◆ **STATED PROBLEM**
Identify each line containing the word "注册电话" and copy it.

◆ **DATA SUPPLIED**
────────

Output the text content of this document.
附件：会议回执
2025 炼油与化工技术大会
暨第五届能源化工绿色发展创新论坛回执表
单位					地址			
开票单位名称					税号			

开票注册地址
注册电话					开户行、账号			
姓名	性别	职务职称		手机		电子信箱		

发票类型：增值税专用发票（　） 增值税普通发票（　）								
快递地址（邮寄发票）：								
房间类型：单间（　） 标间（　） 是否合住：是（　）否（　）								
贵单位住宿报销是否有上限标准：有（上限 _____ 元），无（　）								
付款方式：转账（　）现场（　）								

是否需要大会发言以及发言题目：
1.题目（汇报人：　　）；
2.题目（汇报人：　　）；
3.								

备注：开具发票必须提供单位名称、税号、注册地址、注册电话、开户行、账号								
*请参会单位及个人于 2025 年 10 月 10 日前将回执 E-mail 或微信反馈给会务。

────────

◆ **PROBLEM SOLUTION**
注册电话					开户行、账号			
备注：开具发票必须提供单位名称、税号、注册地址、注册电话、开户行、账号								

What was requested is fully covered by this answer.